> [Work to complete]: All the data must come back unchanged, except that pictures are left out.
● ● ●
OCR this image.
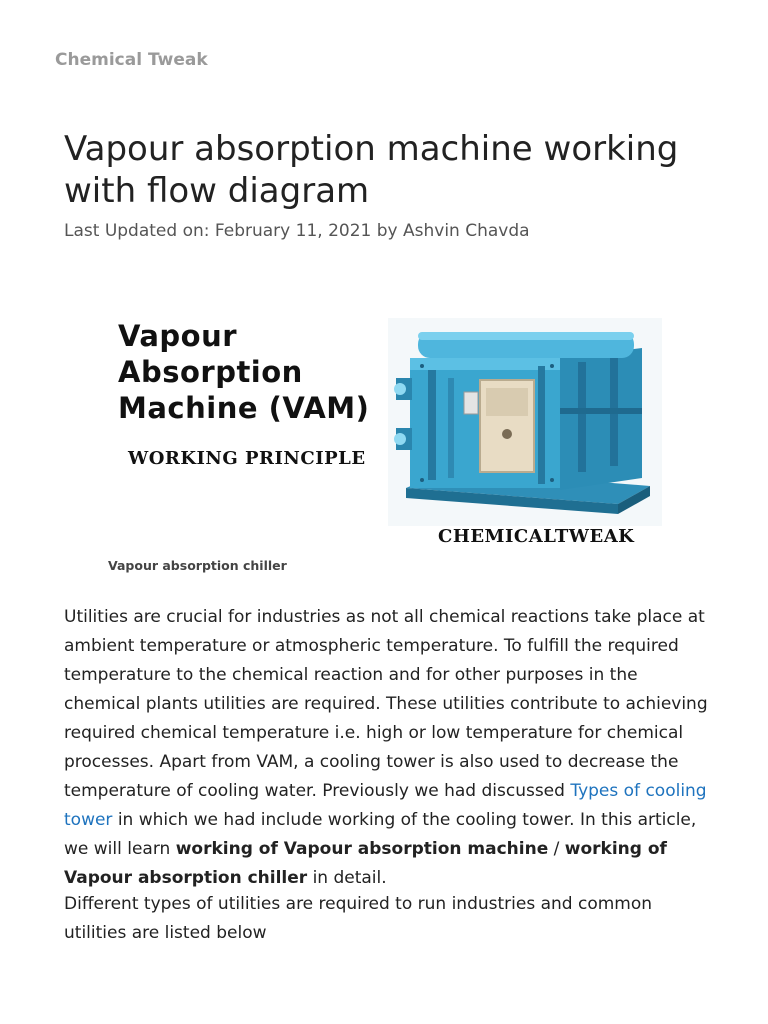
Chemical Tweak
Vapour absorption machine working with flow diagram
Last Updated on: February 11, 2021 by Ashvin Chavda
Vapour
Absorption
Machine (VAM)
WORKING PRINCIPLE
CHEMICALTWEAK
Vapour absorption chiller

Utilities are crucial for industries as not all chemical reactions take place at ambient temperature or atmospheric temperature. To fulfill the required temperature to the chemical reaction and for other purposes in the chemical plants utilities are required. These utilities contribute to achieving required chemical temperature i.e. high or low temperature for chemical processes. Apart from VAM, a cooling tower is also used to decrease the temperature of cooling water. Previously we had discussed Types of cooling tower in which we had include working of the cooling tower. In this article, we will learn working of Vapour absorption machine / working of Vapour absorption chiller in detail.

Different types of utilities are required to run industries and common utilities are listed below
● ● ●
> [Full solution]:
OCR this image.
Chemical Tweak
Vapour absorption machine working with flow diagram
Last Updated on: February 11, 2021 by Ashvin Chavda
Vapour
Absorption
Machine (VAM)
WORKING PRINCIPLE
CHEMICALTWEAK
Vapour absorption chiller

Utilities are crucial for industries as not all chemical reactions take place at ambient temperature or atmospheric temperature. To fulfill the required temperature to the chemical reaction and for other purposes in the chemical plants utilities are required. These utilities contribute to achieving required chemical temperature i.e. high or low temperature for chemical processes. Apart from VAM, a cooling tower is also used to decrease the temperature of cooling water. Previously we had discussed Types of cooling tower in which we had include working of the cooling tower. In this article, we will learn working of Vapour absorption machine / working of Vapour absorption chiller in detail.

Different types of utilities are required to run industries and common utilities are listed below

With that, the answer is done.